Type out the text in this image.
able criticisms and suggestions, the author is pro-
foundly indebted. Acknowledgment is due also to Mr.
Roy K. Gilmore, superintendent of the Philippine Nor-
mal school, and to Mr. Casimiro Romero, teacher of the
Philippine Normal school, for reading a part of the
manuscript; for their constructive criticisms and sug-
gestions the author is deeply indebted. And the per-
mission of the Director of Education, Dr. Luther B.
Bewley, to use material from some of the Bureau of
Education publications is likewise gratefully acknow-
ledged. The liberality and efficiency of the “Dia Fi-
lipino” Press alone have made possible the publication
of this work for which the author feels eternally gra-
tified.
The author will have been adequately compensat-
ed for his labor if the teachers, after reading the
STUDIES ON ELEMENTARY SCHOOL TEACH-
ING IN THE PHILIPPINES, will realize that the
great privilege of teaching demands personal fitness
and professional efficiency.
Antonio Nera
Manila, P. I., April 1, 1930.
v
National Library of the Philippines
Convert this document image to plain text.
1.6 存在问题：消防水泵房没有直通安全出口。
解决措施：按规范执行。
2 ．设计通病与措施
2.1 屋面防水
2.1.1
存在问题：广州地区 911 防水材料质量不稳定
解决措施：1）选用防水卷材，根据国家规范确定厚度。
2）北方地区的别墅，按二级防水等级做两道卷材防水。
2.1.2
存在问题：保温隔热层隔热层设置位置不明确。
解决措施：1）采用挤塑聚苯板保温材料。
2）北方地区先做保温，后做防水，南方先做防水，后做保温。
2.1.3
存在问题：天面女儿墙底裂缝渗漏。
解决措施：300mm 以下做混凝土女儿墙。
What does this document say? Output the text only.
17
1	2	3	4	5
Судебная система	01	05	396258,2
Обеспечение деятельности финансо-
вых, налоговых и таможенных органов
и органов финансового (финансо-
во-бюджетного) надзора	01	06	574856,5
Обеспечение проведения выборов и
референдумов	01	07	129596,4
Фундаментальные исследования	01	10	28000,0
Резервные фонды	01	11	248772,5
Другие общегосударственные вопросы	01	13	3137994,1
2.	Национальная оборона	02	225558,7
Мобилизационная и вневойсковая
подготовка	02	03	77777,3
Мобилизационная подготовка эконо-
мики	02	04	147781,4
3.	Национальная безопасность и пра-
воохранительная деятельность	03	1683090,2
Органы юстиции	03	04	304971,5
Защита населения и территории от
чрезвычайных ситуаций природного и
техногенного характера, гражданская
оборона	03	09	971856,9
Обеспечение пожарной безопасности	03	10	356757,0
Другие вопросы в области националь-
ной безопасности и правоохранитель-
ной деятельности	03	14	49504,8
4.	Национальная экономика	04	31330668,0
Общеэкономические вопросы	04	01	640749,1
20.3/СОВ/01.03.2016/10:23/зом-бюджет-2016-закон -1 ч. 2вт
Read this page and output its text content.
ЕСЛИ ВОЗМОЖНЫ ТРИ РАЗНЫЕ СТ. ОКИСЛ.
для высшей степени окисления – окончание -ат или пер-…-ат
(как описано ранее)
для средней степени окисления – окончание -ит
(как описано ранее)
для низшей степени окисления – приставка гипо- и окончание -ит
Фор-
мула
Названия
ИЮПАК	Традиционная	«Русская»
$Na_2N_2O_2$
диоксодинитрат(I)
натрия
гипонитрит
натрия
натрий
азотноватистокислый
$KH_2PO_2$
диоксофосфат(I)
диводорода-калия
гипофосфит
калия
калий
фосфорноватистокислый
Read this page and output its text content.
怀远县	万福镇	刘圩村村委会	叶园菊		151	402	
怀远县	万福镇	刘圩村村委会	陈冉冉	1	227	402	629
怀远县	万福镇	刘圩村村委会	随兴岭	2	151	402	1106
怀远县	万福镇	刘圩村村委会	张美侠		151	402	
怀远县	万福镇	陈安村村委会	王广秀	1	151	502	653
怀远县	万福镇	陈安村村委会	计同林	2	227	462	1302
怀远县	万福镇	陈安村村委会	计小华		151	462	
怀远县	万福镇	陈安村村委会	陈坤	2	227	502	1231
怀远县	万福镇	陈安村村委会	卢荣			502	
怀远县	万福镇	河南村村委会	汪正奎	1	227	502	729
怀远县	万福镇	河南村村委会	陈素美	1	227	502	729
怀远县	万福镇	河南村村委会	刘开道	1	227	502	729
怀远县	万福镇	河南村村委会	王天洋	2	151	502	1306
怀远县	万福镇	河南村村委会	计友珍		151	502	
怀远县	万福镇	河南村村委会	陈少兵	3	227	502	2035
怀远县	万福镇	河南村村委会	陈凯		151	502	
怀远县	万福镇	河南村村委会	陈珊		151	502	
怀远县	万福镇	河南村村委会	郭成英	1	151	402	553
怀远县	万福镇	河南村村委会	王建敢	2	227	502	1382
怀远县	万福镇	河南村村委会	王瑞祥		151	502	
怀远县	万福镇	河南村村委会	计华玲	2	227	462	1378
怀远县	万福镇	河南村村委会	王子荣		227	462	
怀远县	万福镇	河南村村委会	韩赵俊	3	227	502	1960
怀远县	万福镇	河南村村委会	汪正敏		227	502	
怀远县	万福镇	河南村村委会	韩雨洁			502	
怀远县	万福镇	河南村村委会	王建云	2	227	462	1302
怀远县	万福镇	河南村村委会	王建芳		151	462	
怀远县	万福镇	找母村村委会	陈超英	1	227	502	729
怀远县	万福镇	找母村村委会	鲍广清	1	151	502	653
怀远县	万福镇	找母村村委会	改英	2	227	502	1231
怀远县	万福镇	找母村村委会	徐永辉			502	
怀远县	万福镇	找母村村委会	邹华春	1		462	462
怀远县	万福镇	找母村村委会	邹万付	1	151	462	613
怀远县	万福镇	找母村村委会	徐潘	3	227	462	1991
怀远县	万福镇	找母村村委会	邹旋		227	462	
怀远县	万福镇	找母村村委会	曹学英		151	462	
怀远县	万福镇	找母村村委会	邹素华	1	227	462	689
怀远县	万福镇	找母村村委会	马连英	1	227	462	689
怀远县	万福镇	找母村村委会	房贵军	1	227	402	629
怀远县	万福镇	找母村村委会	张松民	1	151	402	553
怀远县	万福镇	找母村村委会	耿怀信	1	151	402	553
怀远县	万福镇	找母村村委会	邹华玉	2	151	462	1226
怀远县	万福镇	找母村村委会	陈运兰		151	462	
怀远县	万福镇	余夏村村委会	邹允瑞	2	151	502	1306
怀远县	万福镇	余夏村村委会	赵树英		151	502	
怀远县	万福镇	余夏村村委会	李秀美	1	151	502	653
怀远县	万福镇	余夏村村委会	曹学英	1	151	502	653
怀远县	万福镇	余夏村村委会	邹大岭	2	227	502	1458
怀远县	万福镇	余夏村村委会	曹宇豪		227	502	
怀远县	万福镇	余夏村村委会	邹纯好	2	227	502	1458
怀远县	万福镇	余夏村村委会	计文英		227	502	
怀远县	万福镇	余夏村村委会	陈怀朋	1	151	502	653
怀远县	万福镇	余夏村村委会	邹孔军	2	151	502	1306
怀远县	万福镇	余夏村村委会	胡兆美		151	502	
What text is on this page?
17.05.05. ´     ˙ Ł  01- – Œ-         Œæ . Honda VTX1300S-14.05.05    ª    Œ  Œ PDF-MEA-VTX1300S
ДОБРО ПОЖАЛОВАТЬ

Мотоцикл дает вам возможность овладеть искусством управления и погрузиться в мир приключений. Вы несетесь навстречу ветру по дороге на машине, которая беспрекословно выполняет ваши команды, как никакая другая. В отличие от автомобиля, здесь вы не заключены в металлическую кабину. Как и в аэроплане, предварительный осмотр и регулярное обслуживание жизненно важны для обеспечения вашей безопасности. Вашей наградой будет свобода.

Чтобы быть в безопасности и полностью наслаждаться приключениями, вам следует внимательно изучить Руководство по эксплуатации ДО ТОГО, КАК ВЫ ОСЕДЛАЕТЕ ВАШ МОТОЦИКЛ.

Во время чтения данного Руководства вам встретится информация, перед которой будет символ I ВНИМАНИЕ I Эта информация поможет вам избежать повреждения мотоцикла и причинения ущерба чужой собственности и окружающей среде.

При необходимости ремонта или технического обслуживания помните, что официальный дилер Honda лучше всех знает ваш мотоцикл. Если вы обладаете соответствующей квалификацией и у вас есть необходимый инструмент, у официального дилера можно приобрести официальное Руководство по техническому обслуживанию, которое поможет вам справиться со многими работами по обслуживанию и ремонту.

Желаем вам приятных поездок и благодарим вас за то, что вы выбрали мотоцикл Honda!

+--

:: REQUEST ::
Only a number is wanted: how many lines of the material include the word "финансо".

:: IN RESPONSE ::
2